A block of data:
┌──
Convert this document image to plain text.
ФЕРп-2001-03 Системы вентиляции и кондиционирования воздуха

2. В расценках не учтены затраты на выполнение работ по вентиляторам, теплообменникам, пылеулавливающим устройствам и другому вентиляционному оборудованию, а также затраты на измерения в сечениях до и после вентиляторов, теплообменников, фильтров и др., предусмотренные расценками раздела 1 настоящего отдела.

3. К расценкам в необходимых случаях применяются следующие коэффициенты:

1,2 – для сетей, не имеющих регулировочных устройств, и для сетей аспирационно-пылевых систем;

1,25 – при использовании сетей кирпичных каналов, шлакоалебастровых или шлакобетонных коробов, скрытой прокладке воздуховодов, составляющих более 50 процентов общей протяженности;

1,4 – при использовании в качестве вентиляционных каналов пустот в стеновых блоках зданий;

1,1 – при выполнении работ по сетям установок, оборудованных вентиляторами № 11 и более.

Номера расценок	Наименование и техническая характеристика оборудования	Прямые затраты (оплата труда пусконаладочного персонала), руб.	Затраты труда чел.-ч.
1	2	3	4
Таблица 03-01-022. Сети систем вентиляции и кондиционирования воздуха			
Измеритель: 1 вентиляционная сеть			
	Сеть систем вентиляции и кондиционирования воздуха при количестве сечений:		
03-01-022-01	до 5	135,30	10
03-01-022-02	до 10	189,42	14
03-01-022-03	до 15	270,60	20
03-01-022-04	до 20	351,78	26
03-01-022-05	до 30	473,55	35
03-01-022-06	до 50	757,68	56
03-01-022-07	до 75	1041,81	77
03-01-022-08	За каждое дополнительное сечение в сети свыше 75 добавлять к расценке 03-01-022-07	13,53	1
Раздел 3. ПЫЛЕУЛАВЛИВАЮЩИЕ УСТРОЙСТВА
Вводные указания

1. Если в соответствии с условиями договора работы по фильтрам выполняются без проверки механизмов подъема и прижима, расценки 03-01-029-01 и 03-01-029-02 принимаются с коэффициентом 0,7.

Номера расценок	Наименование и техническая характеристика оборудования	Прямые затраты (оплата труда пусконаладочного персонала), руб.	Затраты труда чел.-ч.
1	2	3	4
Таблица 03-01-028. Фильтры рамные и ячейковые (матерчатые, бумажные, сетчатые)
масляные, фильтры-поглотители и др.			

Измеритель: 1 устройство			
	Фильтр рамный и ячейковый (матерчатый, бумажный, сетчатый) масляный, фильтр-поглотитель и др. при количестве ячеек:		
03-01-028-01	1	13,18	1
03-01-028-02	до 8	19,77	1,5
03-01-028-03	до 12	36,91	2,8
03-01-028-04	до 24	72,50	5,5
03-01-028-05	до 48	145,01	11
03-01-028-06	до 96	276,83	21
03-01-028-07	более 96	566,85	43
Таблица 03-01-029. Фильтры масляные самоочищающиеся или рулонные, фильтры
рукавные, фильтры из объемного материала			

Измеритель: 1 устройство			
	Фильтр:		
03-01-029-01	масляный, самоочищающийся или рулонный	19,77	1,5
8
└──
WORK INSTRUCTIONS: Copy each line of the data above without altering a single character.

WRITTEN SOLUTION:
Convert this document image to plain text.
ФЕРп-2001-03 Системы вентиляции и кондиционирования воздуха

2. В расценках не учтены затраты на выполнение работ по вентиляторам, теплообменникам, пылеулавливающим устройствам и другому вентиляционному оборудованию, а также затраты на измерения в сечениях до и после вентиляторов, теплообменников, фильтров и др., предусмотренные расценками раздела 1 настоящего отдела.

3. К расценкам в необходимых случаях применяются следующие коэффициенты:

1,2 – для сетей, не имеющих регулировочных устройств, и для сетей аспирационно-пылевых систем;

1,25 – при использовании сетей кирпичных каналов, шлакоалебастровых или шлакобетонных коробов, скрытой прокладке воздуховодов, составляющих более 50 процентов общей протяженности;

1,4 – при использовании в качестве вентиляционных каналов пустот в стеновых блоках зданий;

1,1 – при выполнении работ по сетям установок, оборудованных вентиляторами № 11 и более.

Номера расценок	Наименование и техническая характеристика оборудования	Прямые затраты (оплата труда пусконаладочного персонала), руб.	Затраты труда чел.-ч.
1	2	3	4
Таблица 03-01-022. Сети систем вентиляции и кондиционирования воздуха			
Измеритель: 1 вентиляционная сеть			
	Сеть систем вентиляции и кондиционирования воздуха при количестве сечений:		
03-01-022-01	до 5	135,30	10
03-01-022-02	до 10	189,42	14
03-01-022-03	до 15	270,60	20
03-01-022-04	до 20	351,78	26
03-01-022-05	до 30	473,55	35
03-01-022-06	до 50	757,68	56
03-01-022-07	до 75	1041,81	77
03-01-022-08	За каждое дополнительное сечение в сети свыше 75 добавлять к расценке 03-01-022-07	13,53	1
Раздел 3. ПЫЛЕУЛАВЛИВАЮЩИЕ УСТРОЙСТВА
Вводные указания

1. Если в соответствии с условиями договора работы по фильтрам выполняются без проверки механизмов подъема и прижима, расценки 03-01-029-01 и 03-01-029-02 принимаются с коэффициентом 0,7.

Номера расценок	Наименование и техническая характеристика оборудования	Прямые затраты (оплата труда пусконаладочного персонала), руб.	Затраты труда чел.-ч.
1	2	3	4
Таблица 03-01-028. Фильтры рамные и ячейковые (матерчатые, бумажные, сетчатые)
масляные, фильтры-поглотители и др.			

Измеритель: 1 устройство			
	Фильтр рамный и ячейковый (матерчатый, бумажный, сетчатый) масляный, фильтр-поглотитель и др. при количестве ячеек:		
03-01-028-01	1	13,18	1
03-01-028-02	до 8	19,77	1,5
03-01-028-03	до 12	36,91	2,8
03-01-028-04	до 24	72,50	5,5
03-01-028-05	до 48	145,01	11
03-01-028-06	до 96	276,83	21
03-01-028-07	более 96	566,85	43
Таблица 03-01-029. Фильтры масляные самоочищающиеся или рулонные, фильтры
рукавные, фильтры из объемного материала			

Измеритель: 1 устройство			
	Фильтр:		
03-01-029-01	масляный, самоочищающийся или рулонный	19,77	1,5
8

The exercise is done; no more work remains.